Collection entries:
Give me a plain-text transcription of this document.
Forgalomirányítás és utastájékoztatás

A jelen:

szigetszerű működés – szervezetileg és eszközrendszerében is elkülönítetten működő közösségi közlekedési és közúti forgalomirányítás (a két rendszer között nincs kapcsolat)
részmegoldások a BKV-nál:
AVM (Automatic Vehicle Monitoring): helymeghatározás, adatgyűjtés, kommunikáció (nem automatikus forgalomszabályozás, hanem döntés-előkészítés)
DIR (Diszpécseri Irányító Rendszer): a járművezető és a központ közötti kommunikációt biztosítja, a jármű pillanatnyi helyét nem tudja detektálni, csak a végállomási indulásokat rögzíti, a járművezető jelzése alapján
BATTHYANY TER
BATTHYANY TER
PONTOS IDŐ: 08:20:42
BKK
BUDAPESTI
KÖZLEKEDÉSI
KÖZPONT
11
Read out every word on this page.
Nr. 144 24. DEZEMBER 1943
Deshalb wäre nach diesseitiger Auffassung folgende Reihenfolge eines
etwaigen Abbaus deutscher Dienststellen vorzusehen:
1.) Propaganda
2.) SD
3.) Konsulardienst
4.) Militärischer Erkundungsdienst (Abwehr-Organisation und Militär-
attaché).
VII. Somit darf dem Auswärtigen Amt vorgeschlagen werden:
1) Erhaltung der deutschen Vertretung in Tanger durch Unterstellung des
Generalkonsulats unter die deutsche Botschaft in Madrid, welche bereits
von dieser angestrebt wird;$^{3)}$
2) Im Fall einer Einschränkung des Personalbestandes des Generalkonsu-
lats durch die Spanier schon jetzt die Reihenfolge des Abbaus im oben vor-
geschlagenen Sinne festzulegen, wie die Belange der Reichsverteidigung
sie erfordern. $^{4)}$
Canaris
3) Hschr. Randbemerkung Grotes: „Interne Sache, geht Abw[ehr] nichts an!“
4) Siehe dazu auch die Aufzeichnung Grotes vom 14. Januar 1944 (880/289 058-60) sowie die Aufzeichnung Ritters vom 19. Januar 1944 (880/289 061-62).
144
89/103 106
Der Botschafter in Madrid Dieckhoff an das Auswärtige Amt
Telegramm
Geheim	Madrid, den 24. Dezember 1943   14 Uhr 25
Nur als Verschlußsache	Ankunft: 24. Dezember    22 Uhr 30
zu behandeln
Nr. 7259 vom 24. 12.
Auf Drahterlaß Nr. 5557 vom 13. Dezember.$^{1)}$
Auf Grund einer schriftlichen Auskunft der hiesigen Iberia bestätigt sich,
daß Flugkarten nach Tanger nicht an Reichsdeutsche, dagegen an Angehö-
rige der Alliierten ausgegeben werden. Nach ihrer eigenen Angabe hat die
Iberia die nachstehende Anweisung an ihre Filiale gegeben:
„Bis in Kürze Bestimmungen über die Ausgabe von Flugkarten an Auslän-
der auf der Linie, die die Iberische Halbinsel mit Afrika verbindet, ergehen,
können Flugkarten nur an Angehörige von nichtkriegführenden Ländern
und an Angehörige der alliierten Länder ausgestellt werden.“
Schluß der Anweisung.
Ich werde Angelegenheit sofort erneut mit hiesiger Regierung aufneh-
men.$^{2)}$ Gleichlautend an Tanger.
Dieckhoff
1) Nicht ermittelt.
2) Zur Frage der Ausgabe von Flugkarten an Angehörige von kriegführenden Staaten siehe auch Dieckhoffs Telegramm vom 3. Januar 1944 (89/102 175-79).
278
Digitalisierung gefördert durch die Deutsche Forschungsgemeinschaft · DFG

◆ PROBLEM TO SOLVE ◆
Write out every line of the material again, exactly as it reads.

◆ TASK RESULT ◆
Give me a plain-text transcription of this document.
Forgalomirányítás és utastájékoztatás

A jelen:

szigetszerű működés – szervezetileg és eszközrendszerében is elkülönítetten működő közösségi közlekedési és közúti forgalomirányítás (a két rendszer között nincs kapcsolat)
részmegoldások a BKV-nál:
AVM (Automatic Vehicle Monitoring): helymeghatározás, adatgyűjtés, kommunikáció (nem automatikus forgalomszabályozás, hanem döntés-előkészítés)
DIR (Diszpécseri Irányító Rendszer): a járművezető és a központ közötti kommunikációt biztosítja, a jármű pillanatnyi helyét nem tudja detektálni, csak a végállomási indulásokat rögzíti, a járművezető jelzése alapján
BATTHYANY TER
BATTHYANY TER
PONTOS IDŐ: 08:20:42
BKK
BUDAPESTI
KÖZLEKEDÉSI
KÖZPONT
11
Read out every word on this page.
Nr. 144 24. DEZEMBER 1943
Deshalb wäre nach diesseitiger Auffassung folgende Reihenfolge eines
etwaigen Abbaus deutscher Dienststellen vorzusehen:
1.) Propaganda
2.) SD
3.) Konsulardienst
4.) Militärischer Erkundungsdienst (Abwehr-Organisation und Militär-
attaché).
VII. Somit darf dem Auswärtigen Amt vorgeschlagen werden:
1) Erhaltung der deutschen Vertretung in Tanger durch Unterstellung des
Generalkonsulats unter die deutsche Botschaft in Madrid, welche bereits
von dieser angestrebt wird;$^{3)}$
2) Im Fall einer Einschränkung des Personalbestandes des Generalkonsu-
lats durch die Spanier schon jetzt die Reihenfolge des Abbaus im oben vor-
geschlagenen Sinne festzulegen, wie die Belange der Reichsverteidigung
sie erfordern. $^{4)}$
Canaris
3) Hschr. Randbemerkung Grotes: „Interne Sache, geht Abw[ehr] nichts an!“
4) Siehe dazu auch die Aufzeichnung Grotes vom 14. Januar 1944 (880/289 058-60) sowie die Aufzeichnung Ritters vom 19. Januar 1944 (880/289 061-62).
144
89/103 106
Der Botschafter in Madrid Dieckhoff an das Auswärtige Amt
Telegramm
Geheim	Madrid, den 24. Dezember 1943   14 Uhr 25
Nur als Verschlußsache	Ankunft: 24. Dezember    22 Uhr 30
zu behandeln
Nr. 7259 vom 24. 12.
Auf Drahterlaß Nr. 5557 vom 13. Dezember.$^{1)}$
Auf Grund einer schriftlichen Auskunft der hiesigen Iberia bestätigt sich,
daß Flugkarten nach Tanger nicht an Reichsdeutsche, dagegen an Angehö-
rige der Alliierten ausgegeben werden. Nach ihrer eigenen Angabe hat die
Iberia die nachstehende Anweisung an ihre Filiale gegeben:
„Bis in Kürze Bestimmungen über die Ausgabe von Flugkarten an Auslän-
der auf der Linie, die die Iberische Halbinsel mit Afrika verbindet, ergehen,
können Flugkarten nur an Angehörige von nichtkriegführenden Ländern
und an Angehörige der alliierten Länder ausgestellt werden.“
Schluß der Anweisung.
Ich werde Angelegenheit sofort erneut mit hiesiger Regierung aufneh-
men.$^{2)}$ Gleichlautend an Tanger.
Dieckhoff
1) Nicht ermittelt.
2) Zur Frage der Ausgabe von Flugkarten an Angehörige von kriegführenden Staaten siehe auch Dieckhoffs Telegramm vom 3. Januar 1944 (89/102 175-79).
278
Digitalisierung gefördert durch die Deutsche Forschungsgemeinschaft · DFG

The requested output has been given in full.